• _RAW RECORDS_:
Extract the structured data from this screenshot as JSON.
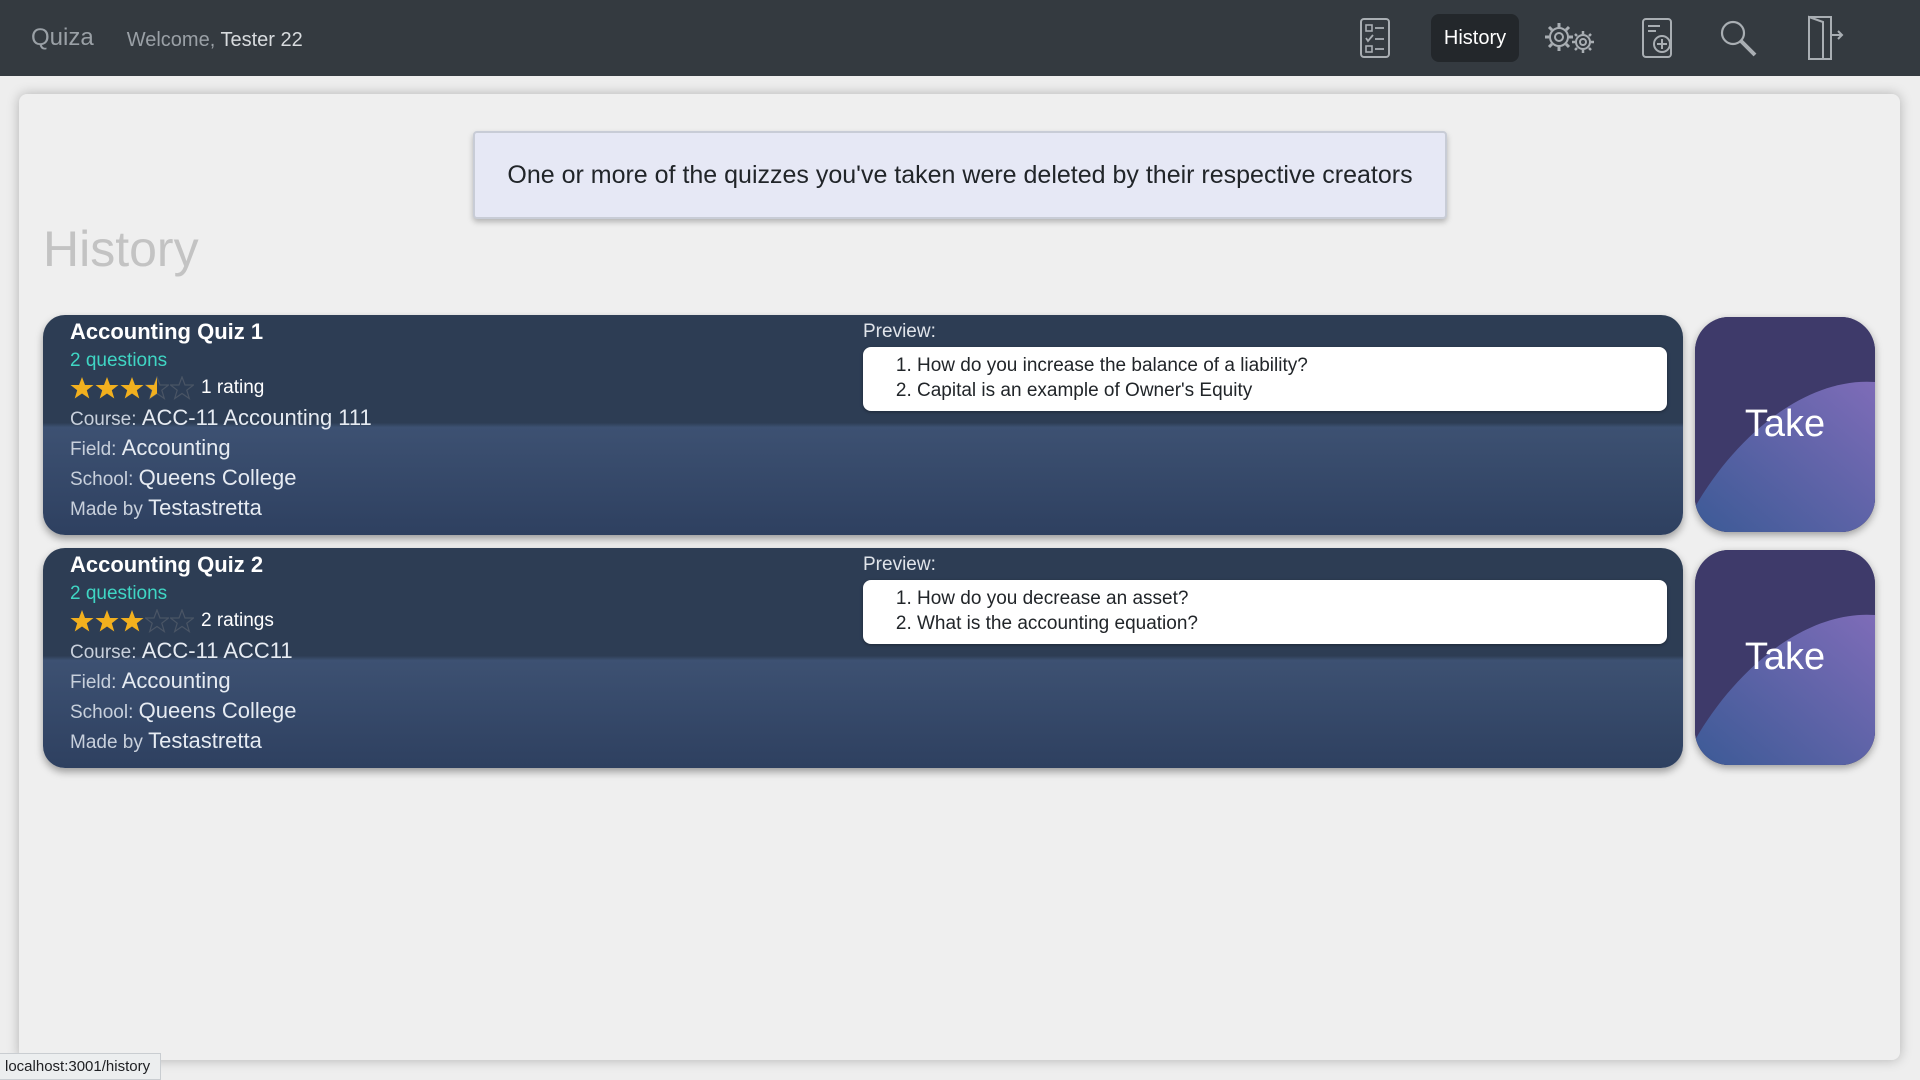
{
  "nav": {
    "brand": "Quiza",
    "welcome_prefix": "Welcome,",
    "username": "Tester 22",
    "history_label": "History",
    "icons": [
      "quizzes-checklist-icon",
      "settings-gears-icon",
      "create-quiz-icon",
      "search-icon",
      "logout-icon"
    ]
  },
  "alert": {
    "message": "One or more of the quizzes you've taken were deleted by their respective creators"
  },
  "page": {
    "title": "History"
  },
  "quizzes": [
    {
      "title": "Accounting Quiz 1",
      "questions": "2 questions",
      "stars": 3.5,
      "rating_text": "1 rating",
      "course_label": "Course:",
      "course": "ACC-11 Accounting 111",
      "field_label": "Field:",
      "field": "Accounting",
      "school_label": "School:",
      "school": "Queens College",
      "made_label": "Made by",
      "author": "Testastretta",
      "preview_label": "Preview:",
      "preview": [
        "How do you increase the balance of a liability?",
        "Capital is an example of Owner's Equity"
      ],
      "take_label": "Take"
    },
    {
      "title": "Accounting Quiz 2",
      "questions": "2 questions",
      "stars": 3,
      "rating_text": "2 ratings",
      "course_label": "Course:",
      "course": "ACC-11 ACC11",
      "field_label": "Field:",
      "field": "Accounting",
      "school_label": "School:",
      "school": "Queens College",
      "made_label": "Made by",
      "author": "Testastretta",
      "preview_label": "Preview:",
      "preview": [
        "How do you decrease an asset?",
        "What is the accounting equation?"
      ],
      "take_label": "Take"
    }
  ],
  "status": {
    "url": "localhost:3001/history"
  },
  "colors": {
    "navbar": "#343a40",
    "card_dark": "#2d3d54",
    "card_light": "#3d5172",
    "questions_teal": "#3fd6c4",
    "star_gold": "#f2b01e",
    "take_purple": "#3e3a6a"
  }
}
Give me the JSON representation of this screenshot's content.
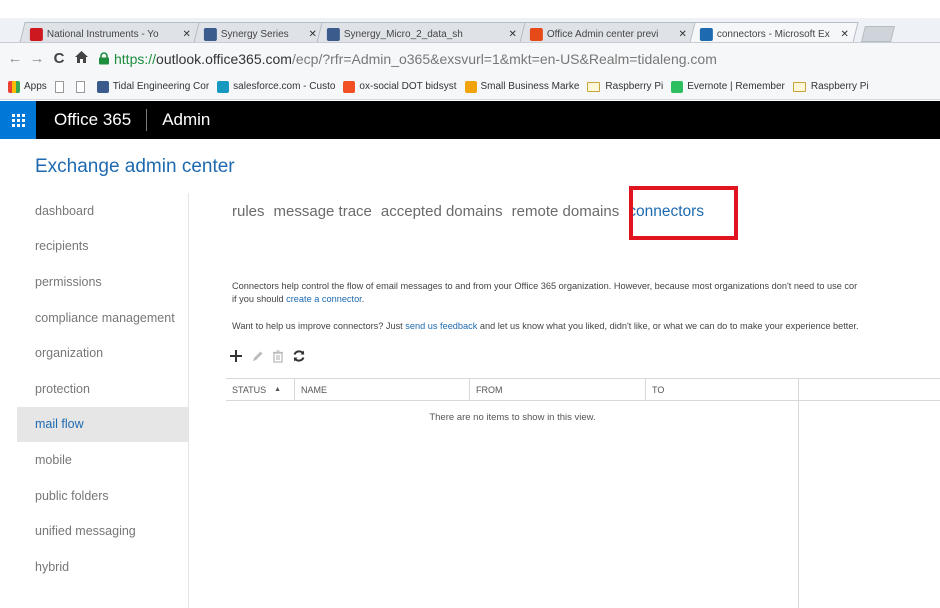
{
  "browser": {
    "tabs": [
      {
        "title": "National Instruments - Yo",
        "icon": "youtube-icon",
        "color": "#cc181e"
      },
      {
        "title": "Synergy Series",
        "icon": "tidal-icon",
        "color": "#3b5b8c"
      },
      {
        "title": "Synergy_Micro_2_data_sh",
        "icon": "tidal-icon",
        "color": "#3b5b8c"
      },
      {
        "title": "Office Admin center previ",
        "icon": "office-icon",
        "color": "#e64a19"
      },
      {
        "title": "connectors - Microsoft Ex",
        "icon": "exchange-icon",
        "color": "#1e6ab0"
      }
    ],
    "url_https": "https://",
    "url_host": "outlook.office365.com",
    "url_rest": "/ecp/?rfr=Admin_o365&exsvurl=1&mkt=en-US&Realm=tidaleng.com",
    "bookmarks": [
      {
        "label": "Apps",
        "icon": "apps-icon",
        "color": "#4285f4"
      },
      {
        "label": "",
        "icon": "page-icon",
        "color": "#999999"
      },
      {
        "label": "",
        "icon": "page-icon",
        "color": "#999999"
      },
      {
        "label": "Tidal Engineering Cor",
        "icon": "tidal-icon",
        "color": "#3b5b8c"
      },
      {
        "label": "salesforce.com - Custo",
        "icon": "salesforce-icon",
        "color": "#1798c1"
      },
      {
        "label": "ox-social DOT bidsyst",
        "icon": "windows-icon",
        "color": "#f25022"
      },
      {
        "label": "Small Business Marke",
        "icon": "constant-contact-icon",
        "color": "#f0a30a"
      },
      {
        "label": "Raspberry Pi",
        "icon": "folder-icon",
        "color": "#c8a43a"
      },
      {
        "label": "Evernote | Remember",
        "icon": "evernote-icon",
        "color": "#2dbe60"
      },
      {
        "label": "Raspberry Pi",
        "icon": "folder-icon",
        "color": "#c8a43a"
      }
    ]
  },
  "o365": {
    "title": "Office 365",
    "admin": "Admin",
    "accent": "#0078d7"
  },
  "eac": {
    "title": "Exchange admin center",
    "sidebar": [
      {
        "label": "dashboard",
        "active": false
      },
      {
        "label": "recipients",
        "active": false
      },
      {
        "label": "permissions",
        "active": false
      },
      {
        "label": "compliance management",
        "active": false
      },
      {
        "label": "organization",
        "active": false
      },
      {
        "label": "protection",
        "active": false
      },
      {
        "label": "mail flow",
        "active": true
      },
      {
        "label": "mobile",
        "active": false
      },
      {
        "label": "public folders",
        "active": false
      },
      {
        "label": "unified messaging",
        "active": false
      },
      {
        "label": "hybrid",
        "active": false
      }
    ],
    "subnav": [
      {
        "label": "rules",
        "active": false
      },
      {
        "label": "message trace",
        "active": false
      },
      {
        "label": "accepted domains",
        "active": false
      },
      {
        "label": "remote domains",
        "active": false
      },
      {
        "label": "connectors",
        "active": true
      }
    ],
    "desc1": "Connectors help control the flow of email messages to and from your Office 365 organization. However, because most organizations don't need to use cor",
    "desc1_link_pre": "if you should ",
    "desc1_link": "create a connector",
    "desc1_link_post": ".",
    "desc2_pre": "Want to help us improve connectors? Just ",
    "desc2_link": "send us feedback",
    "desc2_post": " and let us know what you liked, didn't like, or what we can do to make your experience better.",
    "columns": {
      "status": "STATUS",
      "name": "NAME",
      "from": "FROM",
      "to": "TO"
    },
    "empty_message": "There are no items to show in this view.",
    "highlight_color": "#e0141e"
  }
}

• _INSTRUCTIONS TO FOLLOW_: Work through the data and report how many of its lines hold the word "screenshot", giving only the figure.

• _COMPLETE OUTPUT_: 2